**DATA IN THIS EXERCISE**
>>>>>
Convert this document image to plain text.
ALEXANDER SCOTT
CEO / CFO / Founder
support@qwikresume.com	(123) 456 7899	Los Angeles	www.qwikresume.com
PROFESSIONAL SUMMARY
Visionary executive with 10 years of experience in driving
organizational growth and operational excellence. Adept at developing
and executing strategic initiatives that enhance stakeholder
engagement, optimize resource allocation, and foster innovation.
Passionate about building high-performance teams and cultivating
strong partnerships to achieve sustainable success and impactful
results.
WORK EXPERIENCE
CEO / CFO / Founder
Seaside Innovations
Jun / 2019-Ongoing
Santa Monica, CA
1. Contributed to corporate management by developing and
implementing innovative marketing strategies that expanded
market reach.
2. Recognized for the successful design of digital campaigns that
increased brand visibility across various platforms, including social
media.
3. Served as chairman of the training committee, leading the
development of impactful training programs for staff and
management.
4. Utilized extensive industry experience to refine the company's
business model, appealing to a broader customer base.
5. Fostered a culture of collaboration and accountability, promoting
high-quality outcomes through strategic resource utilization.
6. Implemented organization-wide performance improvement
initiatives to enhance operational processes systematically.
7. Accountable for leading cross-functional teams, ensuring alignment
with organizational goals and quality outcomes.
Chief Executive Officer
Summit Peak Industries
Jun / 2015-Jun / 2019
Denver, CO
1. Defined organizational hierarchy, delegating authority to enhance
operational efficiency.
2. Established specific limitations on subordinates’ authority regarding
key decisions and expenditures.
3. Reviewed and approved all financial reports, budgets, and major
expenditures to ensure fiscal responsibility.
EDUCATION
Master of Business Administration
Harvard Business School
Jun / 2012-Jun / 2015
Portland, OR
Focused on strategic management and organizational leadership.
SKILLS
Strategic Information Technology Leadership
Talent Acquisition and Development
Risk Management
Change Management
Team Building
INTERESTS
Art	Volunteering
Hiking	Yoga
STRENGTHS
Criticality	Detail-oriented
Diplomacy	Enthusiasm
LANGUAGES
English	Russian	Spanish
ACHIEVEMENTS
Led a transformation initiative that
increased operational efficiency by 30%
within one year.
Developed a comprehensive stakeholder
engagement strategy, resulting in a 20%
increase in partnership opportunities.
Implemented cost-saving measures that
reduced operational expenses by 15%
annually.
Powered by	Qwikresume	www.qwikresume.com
<<<<<
**GIVEN TASK**
Find the count of lines in the data above where the string "qwikresume" occurs. Provide that number alone.

**SOLUTION**
2